* Aim *
Extract every line below that contains the word "Tidak".

Start of Supplied entries

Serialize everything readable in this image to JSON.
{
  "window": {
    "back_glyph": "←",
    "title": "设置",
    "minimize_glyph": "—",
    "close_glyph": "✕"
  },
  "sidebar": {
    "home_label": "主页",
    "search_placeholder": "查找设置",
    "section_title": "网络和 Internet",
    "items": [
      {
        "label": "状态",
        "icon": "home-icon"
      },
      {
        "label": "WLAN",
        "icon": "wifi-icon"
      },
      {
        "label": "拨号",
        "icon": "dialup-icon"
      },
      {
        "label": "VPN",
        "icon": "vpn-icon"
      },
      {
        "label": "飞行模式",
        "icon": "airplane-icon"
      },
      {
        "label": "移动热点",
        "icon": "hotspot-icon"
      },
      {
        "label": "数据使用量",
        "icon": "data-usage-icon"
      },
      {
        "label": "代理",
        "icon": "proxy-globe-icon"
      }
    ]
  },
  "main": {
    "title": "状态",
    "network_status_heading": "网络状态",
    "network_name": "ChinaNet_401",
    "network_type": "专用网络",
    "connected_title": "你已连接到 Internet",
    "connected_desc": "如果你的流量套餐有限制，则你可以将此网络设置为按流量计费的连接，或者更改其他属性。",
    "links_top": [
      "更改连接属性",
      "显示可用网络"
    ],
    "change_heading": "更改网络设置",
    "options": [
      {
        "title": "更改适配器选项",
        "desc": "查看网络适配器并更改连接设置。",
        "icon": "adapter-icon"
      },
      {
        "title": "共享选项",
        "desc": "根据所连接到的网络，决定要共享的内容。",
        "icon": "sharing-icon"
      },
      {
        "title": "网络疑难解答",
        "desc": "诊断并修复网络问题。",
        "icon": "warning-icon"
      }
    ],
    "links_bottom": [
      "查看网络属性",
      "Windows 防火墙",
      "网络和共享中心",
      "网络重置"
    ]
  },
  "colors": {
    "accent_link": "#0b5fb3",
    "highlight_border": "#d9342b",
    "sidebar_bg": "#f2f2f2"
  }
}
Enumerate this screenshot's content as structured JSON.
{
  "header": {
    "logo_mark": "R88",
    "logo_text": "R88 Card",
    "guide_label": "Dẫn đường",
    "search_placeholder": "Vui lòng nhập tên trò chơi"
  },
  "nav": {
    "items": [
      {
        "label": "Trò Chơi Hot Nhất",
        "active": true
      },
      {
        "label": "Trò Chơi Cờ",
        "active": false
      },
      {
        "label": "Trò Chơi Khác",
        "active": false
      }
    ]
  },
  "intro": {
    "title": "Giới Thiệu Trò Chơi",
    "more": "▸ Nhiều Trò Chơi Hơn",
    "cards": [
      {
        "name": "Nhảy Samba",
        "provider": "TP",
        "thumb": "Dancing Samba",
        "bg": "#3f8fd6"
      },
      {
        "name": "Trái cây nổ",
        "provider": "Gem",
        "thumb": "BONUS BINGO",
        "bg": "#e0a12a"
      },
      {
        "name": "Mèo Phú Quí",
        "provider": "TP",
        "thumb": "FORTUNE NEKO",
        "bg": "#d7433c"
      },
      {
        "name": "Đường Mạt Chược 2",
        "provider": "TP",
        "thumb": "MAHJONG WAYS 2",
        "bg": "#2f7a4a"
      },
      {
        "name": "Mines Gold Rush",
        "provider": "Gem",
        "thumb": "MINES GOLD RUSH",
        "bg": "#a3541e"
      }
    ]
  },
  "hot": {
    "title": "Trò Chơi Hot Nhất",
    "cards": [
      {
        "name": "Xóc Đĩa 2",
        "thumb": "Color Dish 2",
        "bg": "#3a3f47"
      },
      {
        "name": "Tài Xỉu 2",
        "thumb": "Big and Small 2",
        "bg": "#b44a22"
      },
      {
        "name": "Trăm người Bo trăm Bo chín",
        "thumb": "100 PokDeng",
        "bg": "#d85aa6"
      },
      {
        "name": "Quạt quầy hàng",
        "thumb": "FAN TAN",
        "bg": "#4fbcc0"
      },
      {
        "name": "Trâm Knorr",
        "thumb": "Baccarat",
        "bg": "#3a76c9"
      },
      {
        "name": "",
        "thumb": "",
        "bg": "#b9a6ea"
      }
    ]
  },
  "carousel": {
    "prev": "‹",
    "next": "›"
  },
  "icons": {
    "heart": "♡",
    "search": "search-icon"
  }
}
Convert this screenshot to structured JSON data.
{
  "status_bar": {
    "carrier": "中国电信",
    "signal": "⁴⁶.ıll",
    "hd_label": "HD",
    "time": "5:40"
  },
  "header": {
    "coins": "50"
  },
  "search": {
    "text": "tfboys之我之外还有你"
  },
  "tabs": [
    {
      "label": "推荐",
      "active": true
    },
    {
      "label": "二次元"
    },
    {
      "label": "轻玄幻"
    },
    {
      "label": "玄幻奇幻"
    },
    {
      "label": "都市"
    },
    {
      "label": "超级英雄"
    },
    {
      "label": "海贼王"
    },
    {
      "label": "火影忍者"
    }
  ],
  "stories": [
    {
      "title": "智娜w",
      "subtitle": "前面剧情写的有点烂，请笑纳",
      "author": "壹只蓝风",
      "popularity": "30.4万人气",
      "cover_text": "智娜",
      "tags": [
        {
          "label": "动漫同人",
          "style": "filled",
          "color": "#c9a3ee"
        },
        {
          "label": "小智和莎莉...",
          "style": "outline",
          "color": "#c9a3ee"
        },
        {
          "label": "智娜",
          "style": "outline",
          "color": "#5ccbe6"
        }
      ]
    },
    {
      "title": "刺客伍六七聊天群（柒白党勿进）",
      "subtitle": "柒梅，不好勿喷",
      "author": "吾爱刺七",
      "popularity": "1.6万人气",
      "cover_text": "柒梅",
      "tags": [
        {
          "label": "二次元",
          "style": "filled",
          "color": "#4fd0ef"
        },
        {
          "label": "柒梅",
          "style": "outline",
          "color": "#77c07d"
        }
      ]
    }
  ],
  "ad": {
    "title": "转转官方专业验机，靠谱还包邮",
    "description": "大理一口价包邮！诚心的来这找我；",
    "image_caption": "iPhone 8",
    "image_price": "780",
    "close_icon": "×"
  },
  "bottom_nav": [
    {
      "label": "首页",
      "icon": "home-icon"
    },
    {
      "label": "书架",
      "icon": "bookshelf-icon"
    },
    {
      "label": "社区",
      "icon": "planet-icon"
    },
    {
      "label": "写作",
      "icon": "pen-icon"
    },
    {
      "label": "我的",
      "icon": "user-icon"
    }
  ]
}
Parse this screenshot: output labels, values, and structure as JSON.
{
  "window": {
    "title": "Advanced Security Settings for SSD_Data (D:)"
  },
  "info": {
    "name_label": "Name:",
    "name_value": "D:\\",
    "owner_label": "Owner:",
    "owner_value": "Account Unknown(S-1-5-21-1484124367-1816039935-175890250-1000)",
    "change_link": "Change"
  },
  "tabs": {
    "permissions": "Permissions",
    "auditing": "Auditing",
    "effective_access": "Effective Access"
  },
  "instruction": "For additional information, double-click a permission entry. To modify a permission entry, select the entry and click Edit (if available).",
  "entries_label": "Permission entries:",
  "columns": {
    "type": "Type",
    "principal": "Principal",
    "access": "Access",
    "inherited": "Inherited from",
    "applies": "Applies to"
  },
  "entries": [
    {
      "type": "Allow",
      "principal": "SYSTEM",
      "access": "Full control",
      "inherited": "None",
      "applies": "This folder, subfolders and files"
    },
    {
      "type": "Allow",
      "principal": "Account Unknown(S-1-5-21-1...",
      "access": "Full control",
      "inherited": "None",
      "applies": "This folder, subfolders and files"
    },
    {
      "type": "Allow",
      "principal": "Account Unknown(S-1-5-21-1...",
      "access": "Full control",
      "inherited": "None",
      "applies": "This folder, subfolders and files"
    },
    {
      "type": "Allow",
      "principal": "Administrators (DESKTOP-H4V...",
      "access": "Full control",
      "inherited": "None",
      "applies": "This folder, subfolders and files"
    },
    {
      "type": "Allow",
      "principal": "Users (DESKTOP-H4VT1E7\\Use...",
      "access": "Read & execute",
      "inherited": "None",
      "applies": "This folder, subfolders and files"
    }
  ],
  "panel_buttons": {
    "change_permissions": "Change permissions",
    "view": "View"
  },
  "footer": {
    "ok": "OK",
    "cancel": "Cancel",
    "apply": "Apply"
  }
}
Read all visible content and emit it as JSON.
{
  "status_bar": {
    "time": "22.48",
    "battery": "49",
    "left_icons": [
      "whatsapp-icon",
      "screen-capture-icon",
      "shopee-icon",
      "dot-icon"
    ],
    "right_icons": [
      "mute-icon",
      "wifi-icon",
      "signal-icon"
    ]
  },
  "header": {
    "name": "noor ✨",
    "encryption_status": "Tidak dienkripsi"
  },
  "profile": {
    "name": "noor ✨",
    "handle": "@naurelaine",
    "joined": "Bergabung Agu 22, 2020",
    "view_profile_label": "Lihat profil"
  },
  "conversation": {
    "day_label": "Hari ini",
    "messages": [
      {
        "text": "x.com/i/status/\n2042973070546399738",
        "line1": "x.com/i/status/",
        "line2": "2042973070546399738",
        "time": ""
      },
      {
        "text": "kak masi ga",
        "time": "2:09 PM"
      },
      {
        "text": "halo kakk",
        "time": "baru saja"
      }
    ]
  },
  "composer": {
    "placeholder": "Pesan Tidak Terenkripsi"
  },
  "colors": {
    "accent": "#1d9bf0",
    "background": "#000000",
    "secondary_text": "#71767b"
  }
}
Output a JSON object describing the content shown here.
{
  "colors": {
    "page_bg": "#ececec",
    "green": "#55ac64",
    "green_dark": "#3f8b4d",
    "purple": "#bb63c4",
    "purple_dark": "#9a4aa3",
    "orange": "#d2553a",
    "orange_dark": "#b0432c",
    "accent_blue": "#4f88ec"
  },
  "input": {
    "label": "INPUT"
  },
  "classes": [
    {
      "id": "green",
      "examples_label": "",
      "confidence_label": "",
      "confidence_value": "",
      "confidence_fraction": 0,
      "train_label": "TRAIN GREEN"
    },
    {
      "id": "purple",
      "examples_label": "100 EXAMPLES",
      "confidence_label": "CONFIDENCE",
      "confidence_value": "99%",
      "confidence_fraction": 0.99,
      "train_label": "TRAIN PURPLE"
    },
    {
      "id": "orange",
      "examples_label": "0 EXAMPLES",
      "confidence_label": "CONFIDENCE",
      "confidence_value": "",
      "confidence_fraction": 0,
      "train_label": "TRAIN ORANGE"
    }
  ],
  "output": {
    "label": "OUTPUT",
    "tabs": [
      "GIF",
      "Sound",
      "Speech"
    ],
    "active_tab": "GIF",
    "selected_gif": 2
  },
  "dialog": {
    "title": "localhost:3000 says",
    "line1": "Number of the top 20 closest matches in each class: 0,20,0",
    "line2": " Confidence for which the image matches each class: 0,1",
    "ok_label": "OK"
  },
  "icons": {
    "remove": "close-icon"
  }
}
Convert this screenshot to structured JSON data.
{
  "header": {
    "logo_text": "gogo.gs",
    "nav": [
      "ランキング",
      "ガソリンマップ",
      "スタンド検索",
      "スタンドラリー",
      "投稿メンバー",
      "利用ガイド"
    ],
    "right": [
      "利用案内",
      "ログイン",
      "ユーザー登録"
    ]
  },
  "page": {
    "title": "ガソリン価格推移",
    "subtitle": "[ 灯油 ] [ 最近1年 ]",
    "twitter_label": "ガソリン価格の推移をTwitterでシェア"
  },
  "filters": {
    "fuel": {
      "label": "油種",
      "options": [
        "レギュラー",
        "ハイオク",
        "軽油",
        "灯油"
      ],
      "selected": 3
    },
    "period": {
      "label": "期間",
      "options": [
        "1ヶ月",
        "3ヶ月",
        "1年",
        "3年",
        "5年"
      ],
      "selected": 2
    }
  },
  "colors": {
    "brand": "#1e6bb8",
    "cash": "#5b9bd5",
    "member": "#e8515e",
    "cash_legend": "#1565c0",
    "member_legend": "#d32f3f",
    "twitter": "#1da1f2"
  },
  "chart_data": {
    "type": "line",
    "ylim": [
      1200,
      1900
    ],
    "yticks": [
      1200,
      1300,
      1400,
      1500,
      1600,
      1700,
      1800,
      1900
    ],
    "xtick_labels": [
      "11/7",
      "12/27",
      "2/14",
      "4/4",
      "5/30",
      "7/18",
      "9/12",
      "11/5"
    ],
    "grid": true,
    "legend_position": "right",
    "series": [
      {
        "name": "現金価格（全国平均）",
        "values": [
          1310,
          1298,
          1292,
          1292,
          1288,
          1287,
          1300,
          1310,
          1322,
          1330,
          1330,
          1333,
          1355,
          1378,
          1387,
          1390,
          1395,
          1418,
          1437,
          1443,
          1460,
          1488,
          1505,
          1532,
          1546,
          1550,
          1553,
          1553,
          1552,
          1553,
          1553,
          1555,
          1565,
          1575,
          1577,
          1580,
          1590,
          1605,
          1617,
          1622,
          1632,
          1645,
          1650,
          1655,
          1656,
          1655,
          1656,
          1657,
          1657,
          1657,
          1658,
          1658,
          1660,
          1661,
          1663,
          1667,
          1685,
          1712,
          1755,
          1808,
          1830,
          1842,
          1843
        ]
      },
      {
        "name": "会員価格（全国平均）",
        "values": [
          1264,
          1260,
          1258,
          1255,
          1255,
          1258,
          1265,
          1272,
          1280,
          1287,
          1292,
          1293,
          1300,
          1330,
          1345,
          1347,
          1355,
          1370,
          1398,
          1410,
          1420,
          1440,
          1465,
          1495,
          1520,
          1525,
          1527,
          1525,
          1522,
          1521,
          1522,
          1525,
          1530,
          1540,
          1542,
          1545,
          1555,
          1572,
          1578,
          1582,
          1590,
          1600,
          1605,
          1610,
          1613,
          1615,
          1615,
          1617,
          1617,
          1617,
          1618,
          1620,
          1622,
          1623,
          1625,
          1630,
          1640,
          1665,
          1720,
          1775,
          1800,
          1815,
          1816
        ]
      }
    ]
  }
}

End of Supplied entries

* Solution to the problem *
    "encryption_status": "Tidak dienkripsi"
    "placeholder": "Pesan Tidak Terenkripsi"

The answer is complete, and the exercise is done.